PROBLEM DESCRIPTION
Answer these from the case study below about the sales video repository:
(a) How many interviews with reps were conducted during user research?
(b) What share of searches in the search logs returned zero results?
(c) How long was the pilot that leadership agreed to?

PASSAGE TO READ

The problem
The sales team requested a significant video production budget because "reps aren't using video." Management was prepared to fund it. But the real issue wasn't content scarcity—it was content chaos.
What was actually happening
- 3,400+ videos and PDFs existed in the repository.
- Video search returned irrelevant results (searching "demo" returned training videos, podcasts, and old unrelated content).
- Navigation required knowing the old taxonomy—product line folders, then legacy categories, then file names.
- New content was impossible to find because metadata was inconsistent.
- Reps didn't know what existed, so they asked the org to make more instead of looking for what was already there.
Discovery & diagnosis
User research
- Conducted 15 interviews with reps across regions and experience levels.
- Shadowed 8 sales calls to understand when and how reps needed video content.
- Analyzed search logs: 34% of searches returned zero results, and when they did, most results were irrelevant.
- Reviewed repository content: found videos on the exact topics reps were requesting, just undiscoverable.
The insight
Reps needed videos for 4 key moments: discovery calls, objection handling, demo walkthroughs, and closing. But the repository was organized by content creator and date, not by use case. A rep doing a discovery call would have to know it existed and know where to look.
Approach
Reframing the investment
I argued: before spending $150K on new production, spend $20K on organizing and improving discovery of what exists. If that doesn't work, then we invest in production. Leadership agreed to a 60-day pilot.
Engineering & UX collaboration
Collaborated with engineering and UX teams to define product requirements, worked through technical constraints and solution trade-offs, and iterated on design based on user feedback and technical feasibility. When Engineering initially pushed for legacy infrastructure, I made the case for a new tagging system based on user research data—and we shipped it.
The redesign
- New tagging system: Instead of folder hierarchy, every video got tagged by use case, product, and seniority level. A rep could find "discovery call videos for new SDRs" or "premium tier objection handling."
- Improved search: Integrated AI-powered search that understood sales intent, not just keywords.

RECORD SET
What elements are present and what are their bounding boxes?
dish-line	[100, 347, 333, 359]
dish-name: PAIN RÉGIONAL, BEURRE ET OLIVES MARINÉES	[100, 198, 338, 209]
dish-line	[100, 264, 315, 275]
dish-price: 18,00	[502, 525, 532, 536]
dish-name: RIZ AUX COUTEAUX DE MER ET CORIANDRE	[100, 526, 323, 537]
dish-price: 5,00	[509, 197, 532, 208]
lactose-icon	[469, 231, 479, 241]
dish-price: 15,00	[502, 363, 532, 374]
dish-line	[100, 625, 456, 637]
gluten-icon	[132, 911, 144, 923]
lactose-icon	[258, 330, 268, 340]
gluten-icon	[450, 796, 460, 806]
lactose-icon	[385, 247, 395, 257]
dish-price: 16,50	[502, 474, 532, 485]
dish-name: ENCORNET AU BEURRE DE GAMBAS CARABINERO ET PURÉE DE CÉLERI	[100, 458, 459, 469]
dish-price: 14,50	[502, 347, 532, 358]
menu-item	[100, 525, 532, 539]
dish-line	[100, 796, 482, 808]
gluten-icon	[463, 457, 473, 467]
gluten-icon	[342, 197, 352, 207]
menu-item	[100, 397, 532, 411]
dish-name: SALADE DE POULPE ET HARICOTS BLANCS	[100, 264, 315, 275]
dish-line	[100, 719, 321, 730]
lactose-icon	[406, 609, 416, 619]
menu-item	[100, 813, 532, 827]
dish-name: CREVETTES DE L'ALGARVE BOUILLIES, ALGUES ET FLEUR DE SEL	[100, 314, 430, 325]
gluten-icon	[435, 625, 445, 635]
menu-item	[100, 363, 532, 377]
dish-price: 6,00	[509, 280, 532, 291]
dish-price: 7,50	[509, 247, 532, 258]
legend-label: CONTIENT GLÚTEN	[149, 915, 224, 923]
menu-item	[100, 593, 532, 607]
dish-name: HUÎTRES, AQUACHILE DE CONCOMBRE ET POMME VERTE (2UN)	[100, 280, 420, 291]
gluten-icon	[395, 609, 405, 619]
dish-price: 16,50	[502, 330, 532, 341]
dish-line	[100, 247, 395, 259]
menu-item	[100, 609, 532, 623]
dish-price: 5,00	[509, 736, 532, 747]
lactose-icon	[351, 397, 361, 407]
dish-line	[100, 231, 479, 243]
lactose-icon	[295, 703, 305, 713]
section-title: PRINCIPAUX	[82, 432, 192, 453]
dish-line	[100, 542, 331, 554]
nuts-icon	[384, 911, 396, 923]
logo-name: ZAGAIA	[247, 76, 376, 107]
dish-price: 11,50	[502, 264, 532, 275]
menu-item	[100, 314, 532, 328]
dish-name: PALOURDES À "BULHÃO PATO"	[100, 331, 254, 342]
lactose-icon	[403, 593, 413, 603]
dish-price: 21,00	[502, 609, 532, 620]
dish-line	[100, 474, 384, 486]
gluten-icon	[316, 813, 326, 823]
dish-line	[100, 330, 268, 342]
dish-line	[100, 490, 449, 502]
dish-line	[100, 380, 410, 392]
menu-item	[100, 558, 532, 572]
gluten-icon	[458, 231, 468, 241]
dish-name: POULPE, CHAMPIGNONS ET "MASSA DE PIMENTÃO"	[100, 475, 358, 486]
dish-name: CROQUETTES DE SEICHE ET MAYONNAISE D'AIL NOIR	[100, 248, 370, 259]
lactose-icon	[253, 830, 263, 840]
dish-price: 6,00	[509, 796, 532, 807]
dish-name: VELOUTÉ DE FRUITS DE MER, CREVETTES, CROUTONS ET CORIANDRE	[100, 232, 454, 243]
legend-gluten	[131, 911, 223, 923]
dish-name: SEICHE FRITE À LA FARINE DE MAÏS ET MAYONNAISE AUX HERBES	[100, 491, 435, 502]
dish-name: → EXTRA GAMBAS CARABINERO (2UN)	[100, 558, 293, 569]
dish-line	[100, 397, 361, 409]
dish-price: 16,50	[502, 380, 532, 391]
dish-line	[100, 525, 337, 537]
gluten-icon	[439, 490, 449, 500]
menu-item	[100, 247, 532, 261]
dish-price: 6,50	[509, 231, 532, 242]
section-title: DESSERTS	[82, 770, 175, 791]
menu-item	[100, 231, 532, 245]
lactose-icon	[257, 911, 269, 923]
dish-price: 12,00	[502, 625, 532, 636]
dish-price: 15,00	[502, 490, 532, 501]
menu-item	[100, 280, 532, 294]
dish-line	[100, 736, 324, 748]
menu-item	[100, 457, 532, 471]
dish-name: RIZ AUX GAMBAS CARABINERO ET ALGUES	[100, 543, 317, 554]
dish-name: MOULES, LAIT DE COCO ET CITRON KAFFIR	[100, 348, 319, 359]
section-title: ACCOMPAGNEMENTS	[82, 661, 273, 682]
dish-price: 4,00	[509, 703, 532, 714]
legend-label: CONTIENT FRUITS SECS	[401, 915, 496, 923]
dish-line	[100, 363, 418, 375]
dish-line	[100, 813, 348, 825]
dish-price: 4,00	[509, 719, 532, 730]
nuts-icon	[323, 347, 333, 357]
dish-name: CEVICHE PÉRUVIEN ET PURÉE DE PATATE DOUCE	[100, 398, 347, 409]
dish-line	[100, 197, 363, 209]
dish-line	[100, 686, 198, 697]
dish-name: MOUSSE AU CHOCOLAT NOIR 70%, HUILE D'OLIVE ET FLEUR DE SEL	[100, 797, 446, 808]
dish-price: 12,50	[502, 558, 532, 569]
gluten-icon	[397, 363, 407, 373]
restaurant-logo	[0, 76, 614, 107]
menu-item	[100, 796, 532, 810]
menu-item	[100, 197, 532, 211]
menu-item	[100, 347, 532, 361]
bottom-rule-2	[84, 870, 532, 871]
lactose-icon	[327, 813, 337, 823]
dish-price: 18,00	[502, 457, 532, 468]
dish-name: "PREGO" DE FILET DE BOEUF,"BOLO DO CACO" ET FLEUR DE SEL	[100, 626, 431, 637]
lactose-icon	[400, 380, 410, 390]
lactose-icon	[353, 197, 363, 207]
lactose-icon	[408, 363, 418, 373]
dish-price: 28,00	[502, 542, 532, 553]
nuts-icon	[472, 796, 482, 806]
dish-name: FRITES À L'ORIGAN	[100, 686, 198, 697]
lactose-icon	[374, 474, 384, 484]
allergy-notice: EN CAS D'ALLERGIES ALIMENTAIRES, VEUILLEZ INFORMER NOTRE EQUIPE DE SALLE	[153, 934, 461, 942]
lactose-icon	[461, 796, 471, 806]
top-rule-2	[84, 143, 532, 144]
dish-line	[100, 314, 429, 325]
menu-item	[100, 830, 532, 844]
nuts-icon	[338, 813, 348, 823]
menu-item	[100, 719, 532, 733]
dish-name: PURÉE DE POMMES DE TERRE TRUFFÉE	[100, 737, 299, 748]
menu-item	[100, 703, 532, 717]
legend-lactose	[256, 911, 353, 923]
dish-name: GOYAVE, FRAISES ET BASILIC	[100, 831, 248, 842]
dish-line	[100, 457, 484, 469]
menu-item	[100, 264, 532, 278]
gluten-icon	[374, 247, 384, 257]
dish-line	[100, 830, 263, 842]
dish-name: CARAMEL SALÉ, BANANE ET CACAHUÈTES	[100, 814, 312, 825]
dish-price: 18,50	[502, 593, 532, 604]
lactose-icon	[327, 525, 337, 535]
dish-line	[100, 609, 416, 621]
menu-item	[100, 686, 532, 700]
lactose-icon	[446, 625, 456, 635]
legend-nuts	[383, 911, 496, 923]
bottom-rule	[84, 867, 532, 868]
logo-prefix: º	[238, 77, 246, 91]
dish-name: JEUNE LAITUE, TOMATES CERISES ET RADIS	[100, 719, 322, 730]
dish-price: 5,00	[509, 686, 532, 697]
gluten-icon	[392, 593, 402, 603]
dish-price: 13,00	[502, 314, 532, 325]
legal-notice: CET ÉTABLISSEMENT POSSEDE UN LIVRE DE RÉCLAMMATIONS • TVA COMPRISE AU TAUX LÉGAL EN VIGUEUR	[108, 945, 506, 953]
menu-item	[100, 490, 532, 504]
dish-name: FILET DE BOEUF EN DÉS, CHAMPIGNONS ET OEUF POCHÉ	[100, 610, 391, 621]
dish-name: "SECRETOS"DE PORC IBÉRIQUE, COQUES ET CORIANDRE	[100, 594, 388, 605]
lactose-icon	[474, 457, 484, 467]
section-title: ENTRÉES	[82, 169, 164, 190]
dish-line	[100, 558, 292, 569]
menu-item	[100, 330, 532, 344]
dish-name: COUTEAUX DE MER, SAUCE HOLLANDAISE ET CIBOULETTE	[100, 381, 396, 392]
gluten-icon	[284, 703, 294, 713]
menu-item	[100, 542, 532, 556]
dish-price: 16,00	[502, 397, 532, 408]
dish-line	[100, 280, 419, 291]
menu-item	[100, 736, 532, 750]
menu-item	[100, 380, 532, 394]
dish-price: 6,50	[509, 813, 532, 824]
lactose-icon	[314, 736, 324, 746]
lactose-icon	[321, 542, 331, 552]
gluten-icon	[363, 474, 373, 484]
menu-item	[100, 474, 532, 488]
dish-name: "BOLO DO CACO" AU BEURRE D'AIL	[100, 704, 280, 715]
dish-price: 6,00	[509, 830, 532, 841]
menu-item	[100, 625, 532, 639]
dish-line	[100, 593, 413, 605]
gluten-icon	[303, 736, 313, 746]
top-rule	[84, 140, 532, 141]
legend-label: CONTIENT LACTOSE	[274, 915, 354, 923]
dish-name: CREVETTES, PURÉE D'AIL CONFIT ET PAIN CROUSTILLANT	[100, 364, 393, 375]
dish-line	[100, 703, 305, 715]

REPLY TO THE TASK
(a) 15 interviews
(b) 34%
(c) 60 days